2 min readMay 10, 2021

Here’s something to ask yourself.

Are you afraid to change?

Consider this quote from WH Auden’s long poem The Age of Anxiety:

“We would rather be ruined than changed. We would rather die in our dread
Than climb the cross of the moment and see our illusions die.”

Auden accurately captured the state of B2B sales as it is practiced today.

Too many sellers would rather keep selling the way they do, knowing full well that it doesn’t work as it could or should, than leave their comfort zones and confront the truth of its fundamental failure.

Would you rather fail than change? Do you have the courage to change?

Because the only future you need to dread is the one that looks like today.

Which is the problem. Technology notwithstanding, B2B selling today looks an awful lot like it did 20, 30 and 40 years ago. Sellers repeat the same bad sales behaviors from decades ago. Sellers make the same mistakes with buyers. Buyers still don’t believe sellers have value to add. Sellers fail at the same high rates.

Auden hit it right on the mark. We’re too timid. And fearful of change.

It seems that sellers would rather limit their futures than give up the illusion that they’re on the right track today.
• • • • •
**What you need to do**
A. Filter the records below down to the lines containing the string "mileage", treating uppercase and lowercase as distinct, and copy each of those lines.
B. Extend the essay above on B2B sellers' fear of change, continuing from the point where it stops.
• • • • •
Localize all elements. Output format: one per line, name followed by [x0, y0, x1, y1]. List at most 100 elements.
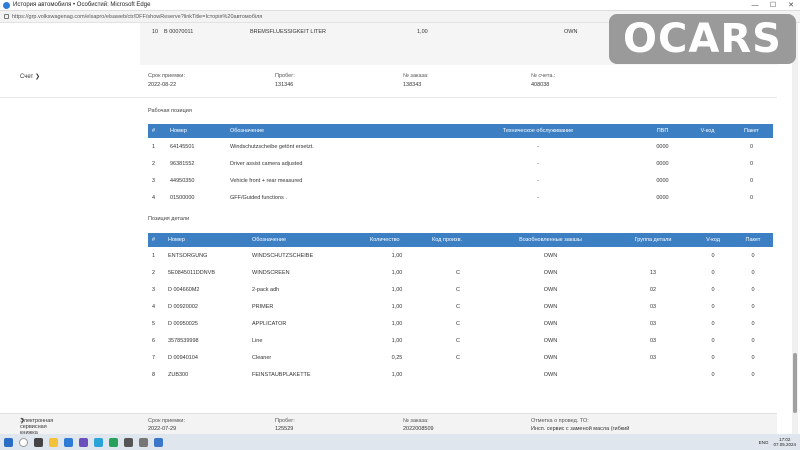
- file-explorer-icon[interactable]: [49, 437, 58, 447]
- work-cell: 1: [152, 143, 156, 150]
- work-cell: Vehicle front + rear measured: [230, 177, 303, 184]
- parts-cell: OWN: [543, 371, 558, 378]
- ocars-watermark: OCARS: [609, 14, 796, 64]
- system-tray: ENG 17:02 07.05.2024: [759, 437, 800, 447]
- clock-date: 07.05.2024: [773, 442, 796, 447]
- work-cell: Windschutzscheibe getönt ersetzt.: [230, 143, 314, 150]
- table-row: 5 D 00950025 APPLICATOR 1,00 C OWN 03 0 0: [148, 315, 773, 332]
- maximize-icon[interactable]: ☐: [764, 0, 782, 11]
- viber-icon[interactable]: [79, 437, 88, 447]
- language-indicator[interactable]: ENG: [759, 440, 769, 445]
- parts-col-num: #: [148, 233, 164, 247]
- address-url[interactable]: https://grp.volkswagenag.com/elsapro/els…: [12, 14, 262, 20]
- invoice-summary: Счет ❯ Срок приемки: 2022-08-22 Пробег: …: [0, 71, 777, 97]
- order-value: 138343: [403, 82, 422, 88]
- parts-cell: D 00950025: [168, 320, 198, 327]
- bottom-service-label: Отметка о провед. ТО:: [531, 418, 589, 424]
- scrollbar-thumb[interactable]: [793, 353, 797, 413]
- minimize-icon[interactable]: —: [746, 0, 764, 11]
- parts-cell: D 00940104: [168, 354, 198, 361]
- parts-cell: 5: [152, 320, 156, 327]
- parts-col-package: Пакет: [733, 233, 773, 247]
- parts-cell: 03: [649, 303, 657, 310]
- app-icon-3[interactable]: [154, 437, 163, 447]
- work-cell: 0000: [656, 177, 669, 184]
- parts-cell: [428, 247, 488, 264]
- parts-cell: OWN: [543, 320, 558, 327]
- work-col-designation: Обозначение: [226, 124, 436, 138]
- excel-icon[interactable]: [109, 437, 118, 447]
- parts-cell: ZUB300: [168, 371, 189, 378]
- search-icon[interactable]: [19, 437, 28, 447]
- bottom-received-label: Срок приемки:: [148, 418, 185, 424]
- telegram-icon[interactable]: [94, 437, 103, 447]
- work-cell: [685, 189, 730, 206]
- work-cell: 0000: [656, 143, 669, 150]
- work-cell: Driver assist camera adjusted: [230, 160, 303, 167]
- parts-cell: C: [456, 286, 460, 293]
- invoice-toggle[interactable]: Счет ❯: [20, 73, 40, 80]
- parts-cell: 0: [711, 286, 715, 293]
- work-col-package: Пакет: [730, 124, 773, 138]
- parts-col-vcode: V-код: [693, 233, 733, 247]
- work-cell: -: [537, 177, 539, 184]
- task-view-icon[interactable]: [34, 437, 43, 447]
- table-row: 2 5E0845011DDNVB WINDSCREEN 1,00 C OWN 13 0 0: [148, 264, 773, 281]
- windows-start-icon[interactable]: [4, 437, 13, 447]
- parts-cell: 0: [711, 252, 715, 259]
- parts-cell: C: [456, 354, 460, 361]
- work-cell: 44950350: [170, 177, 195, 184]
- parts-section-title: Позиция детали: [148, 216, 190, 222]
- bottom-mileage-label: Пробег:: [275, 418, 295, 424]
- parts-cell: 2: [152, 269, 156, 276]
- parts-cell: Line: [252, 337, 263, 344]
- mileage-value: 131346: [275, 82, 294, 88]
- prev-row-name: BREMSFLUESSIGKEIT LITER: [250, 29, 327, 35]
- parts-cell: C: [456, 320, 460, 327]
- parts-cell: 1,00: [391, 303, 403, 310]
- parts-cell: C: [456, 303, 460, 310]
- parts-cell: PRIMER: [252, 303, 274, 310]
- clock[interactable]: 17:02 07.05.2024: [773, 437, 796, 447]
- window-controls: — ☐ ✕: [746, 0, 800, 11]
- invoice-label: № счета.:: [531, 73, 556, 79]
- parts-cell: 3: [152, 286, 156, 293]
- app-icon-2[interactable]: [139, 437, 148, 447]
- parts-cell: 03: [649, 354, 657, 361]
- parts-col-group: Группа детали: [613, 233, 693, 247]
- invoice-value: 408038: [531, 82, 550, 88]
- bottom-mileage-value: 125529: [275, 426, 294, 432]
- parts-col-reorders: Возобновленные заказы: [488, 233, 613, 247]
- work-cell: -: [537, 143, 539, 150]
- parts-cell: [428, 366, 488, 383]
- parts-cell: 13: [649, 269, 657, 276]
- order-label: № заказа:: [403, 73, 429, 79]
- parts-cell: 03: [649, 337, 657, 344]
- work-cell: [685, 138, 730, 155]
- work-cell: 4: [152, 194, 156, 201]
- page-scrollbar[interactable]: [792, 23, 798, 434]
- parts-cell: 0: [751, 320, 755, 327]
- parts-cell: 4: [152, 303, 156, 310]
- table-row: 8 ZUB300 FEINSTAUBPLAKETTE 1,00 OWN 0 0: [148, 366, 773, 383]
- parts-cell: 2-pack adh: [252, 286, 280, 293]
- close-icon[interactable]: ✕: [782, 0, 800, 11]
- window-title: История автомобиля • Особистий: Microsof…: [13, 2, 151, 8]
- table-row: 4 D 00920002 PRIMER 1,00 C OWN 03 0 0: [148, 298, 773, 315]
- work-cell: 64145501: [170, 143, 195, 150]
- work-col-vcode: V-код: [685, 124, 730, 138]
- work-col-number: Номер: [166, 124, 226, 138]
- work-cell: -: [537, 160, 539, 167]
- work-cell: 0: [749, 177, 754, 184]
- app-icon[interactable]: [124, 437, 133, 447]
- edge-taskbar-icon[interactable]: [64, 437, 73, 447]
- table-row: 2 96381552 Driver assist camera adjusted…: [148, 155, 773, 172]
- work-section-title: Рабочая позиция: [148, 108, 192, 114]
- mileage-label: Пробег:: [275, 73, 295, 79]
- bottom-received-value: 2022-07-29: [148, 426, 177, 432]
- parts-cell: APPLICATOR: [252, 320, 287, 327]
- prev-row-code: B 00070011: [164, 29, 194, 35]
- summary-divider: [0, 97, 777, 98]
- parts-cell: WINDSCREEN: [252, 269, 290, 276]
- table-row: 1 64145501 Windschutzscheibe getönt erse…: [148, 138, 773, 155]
• • • • •
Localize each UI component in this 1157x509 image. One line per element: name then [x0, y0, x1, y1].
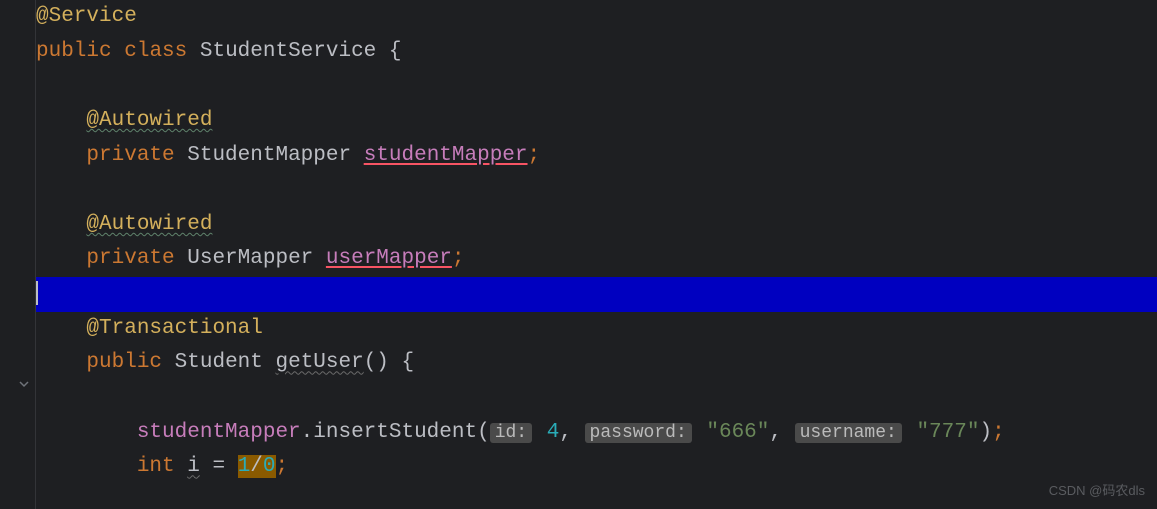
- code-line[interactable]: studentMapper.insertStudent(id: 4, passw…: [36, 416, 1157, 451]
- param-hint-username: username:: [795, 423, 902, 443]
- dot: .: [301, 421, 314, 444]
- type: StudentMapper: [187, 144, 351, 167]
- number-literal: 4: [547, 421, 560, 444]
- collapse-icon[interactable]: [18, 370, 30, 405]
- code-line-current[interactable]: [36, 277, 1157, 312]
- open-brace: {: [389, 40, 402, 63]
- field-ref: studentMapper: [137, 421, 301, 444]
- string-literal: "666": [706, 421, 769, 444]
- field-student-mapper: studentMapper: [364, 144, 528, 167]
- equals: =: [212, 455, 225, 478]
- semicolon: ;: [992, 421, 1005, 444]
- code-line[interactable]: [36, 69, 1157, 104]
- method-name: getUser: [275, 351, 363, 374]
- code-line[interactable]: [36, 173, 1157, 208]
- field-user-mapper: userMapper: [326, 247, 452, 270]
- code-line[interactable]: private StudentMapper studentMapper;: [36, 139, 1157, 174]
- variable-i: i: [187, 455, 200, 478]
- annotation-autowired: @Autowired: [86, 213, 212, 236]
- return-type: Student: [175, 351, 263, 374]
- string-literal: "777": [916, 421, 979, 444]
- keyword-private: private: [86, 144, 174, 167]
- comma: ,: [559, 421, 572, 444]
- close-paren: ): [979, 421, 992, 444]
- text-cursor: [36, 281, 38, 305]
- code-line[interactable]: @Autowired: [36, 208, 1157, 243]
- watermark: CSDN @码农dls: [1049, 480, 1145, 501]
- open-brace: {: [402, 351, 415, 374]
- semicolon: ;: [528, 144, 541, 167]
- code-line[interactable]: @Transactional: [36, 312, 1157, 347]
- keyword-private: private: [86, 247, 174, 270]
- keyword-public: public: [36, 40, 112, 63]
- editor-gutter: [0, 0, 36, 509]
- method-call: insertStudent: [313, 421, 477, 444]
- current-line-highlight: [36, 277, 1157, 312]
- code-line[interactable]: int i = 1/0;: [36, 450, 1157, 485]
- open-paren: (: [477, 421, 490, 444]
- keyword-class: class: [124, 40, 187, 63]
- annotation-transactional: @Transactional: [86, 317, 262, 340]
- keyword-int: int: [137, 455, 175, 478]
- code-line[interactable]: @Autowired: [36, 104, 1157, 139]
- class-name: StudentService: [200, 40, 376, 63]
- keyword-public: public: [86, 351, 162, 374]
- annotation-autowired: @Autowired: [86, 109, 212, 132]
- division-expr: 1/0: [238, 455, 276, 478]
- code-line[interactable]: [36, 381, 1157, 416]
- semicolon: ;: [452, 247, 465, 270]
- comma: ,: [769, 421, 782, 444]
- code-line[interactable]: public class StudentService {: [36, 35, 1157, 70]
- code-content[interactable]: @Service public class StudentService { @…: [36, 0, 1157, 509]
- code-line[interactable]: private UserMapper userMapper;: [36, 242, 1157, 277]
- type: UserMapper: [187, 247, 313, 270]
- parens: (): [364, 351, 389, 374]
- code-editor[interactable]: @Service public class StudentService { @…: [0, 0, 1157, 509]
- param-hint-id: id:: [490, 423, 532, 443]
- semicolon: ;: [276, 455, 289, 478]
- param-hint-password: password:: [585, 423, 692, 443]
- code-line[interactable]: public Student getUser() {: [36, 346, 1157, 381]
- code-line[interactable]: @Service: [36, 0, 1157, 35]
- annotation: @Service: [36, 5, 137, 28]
• • • • •
**Task results**
A.
- bottom-mileage-label: Пробег:: [275, 418, 295, 424]
- mileage-value: 131346: [275, 82, 294, 88]
- bottom-mileage-value: 125529: [275, 426, 294, 432]
- mileage-label: Пробег:: [275, 73, 295, 79]

B.
Which is ironic because isn’t that the argument that sellers make to their buyers everyday about the dangers of sticking with the status quo?

Changing how you sell starts with you.

Start by asserting control over your personal selling process.

Take the time to analyze what you do that makes a difference in the moments that matter.

Focus on what you can learn to grow as a person; to improve your ability to connect and build trust with your buyers.

Experiment with how you behave in front of buyers. Do really understand the things that you do or say that actually influence the choices of your buyers?

In truth, if you’re paying attention to the details of how you work, no one should know better than you what you can do to improve.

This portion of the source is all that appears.